— Start —

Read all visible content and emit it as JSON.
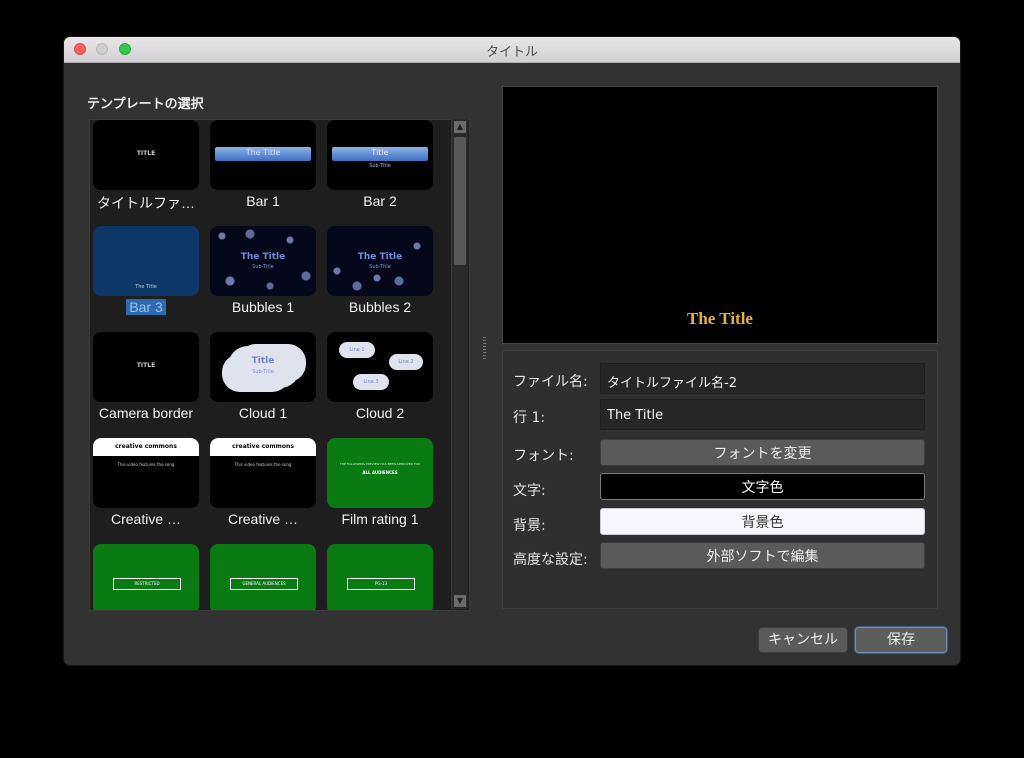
{
  "window": {
    "title": "タイトル"
  },
  "templates": {
    "heading": "テンプレートの選択",
    "items": [
      {
        "label": "タイトルファ…",
        "thumb_text": "TITLE",
        "selected": false
      },
      {
        "label": "Bar 1",
        "thumb_text": "The Title",
        "selected": false
      },
      {
        "label": "Bar 2",
        "thumb_text": "Title",
        "thumb_sub": "Sub-Title",
        "selected": false
      },
      {
        "label": "Bar 3",
        "thumb_text": "The Title",
        "selected": true
      },
      {
        "label": "Bubbles 1",
        "thumb_text": "The Title",
        "thumb_sub": "Sub-Title",
        "selected": false
      },
      {
        "label": "Bubbles 2",
        "thumb_text": "The Title",
        "thumb_sub": "Sub-Title",
        "selected": false
      },
      {
        "label": "Camera border",
        "thumb_text": "TITLE",
        "selected": false
      },
      {
        "label": "Cloud 1",
        "thumb_text": "Title",
        "thumb_sub": "Sub-Title",
        "selected": false
      },
      {
        "label": "Cloud 2",
        "thumb_text": "Line 1",
        "thumb_sub": "Line 2",
        "thumb_sub2": "Line 3",
        "selected": false
      },
      {
        "label": "Creative …",
        "thumb_text": "creative commons",
        "thumb_sub": "This video features the song",
        "selected": false
      },
      {
        "label": "Creative …",
        "thumb_text": "creative commons",
        "thumb_sub": "This video features the song",
        "selected": false
      },
      {
        "label": "Film rating 1",
        "thumb_text": "THE FOLLOWING PREVIEW HAS BEEN APPROVED FOR",
        "thumb_sub": "ALL AUDIENCES",
        "selected": false
      },
      {
        "label": "",
        "thumb_text": "RESTRICTED",
        "selected": false
      },
      {
        "label": "",
        "thumb_text": "GENERAL AUDIENCES",
        "selected": false
      },
      {
        "label": "",
        "thumb_text": "PG-13",
        "selected": false
      }
    ]
  },
  "preview": {
    "text": "The Title"
  },
  "form": {
    "filename_label": "ファイル名:",
    "filename_value": "タイトルファイル名-2",
    "line1_label": "行 1:",
    "line1_value": "The Title",
    "font_label": "フォント:",
    "font_button": "フォントを変更",
    "text_color_label": "文字:",
    "text_color_button": "文字色",
    "bg_label": "背景:",
    "bg_button": "背景色",
    "advanced_label": "高度な設定:",
    "advanced_button": "外部ソフトで編集"
  },
  "buttons": {
    "cancel": "キャンセル",
    "save": "保存"
  },
  "colors": {
    "selection": "#2c6bb1",
    "preview_text": "#e4b13c",
    "film_green": "#0a7a12"
  }
}
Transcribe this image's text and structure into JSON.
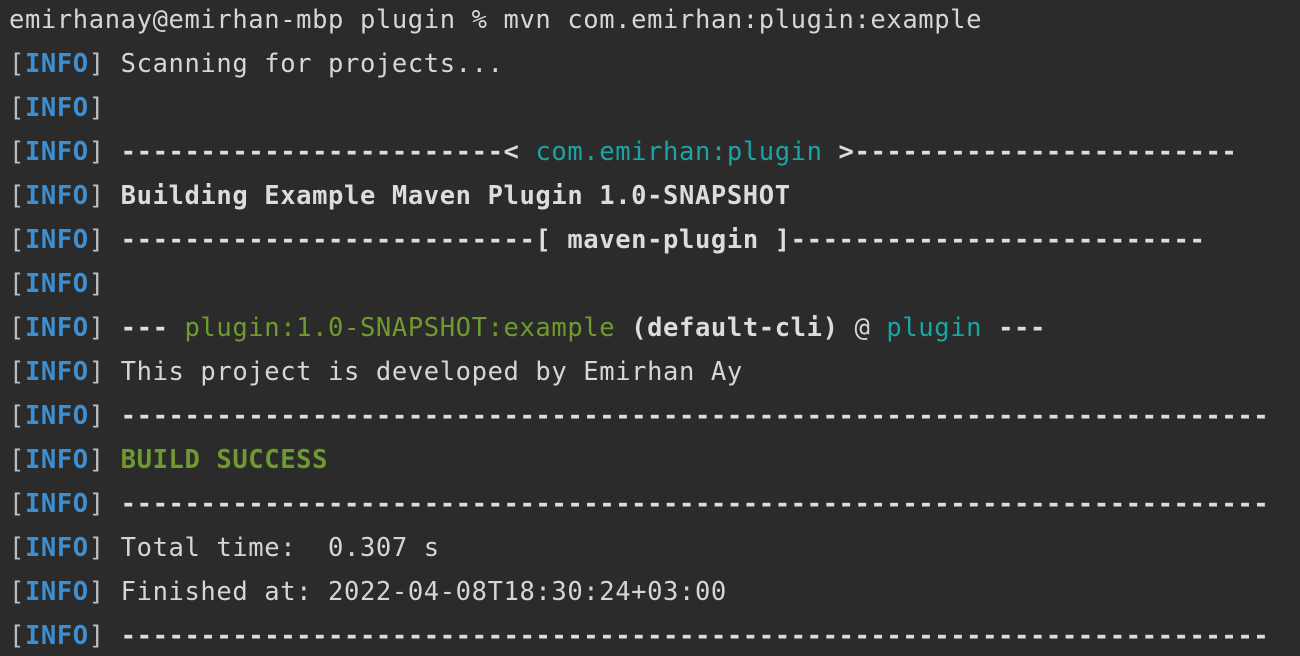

— End —

Given problem:
Exclude the pictures, and transcribe all of the material exactly.

Full output:
Read all visible content and emit it as JSON.
{
  "window": {
    "title": "タイトル"
  },
  "templates": {
    "heading": "テンプレートの選択",
    "items": [
      {
        "label": "タイトルファ…",
        "thumb_text": "TITLE",
        "selected": false
      },
      {
        "label": "Bar 1",
        "thumb_text": "The Title",
        "selected": false
      },
      {
        "label": "Bar 2",
        "thumb_text": "Title",
        "thumb_sub": "Sub-Title",
        "selected": false
      },
      {
        "label": "Bar 3",
        "thumb_text": "The Title",
        "selected": true
      },
      {
        "label": "Bubbles 1",
        "thumb_text": "The Title",
        "thumb_sub": "Sub-Title",
        "selected": false
      },
      {
        "label": "Bubbles 2",
        "thumb_text": "The Title",
        "thumb_sub": "Sub-Title",
        "selected": false
      },
      {
        "label": "Camera border",
        "thumb_text": "TITLE",
        "selected": false
      },
      {
        "label": "Cloud 1",
        "thumb_text": "Title",
        "thumb_sub": "Sub-Title",
        "selected": false
      },
      {
        "label": "Cloud 2",
        "thumb_text": "Line 1",
        "thumb_sub": "Line 2",
        "thumb_sub2": "Line 3",
        "selected": false
      },
      {
        "label": "Creative …",
        "thumb_text": "creative commons",
        "thumb_sub": "This video features the song",
        "selected": false
      },
      {
        "label": "Creative …",
        "thumb_text": "creative commons",
        "thumb_sub": "This video features the song",
        "selected": false
      },
      {
        "label": "Film rating 1",
        "thumb_text": "THE FOLLOWING PREVIEW HAS BEEN APPROVED FOR",
        "thumb_sub": "ALL AUDIENCES",
        "selected": false
      },
      {
        "label": "",
        "thumb_text": "RESTRICTED",
        "selected": false
      },
      {
        "label": "",
        "thumb_text": "GENERAL AUDIENCES",
        "selected": false
      },
      {
        "label": "",
        "thumb_text": "PG-13",
        "selected": false
      }
    ]
  },
  "preview": {
    "text": "The Title"
  },
  "form": {
    "filename_label": "ファイル名:",
    "filename_value": "タイトルファイル名-2",
    "line1_label": "行 1:",
    "line1_value": "The Title",
    "font_label": "フォント:",
    "font_button": "フォントを変更",
    "text_color_label": "文字:",
    "text_color_button": "文字色",
    "bg_label": "背景:",
    "bg_button": "背景色",
    "advanced_label": "高度な設定:",
    "advanced_button": "外部ソフトで編集"
  },
  "buttons": {
    "cancel": "キャンセル",
    "save": "保存"
  },
  "colors": {
    "selection": "#2c6bb1",
    "preview_text": "#e4b13c",
    "film_green": "#0a7a12"
  }
}
Transcribe this image's text and structure into JSON.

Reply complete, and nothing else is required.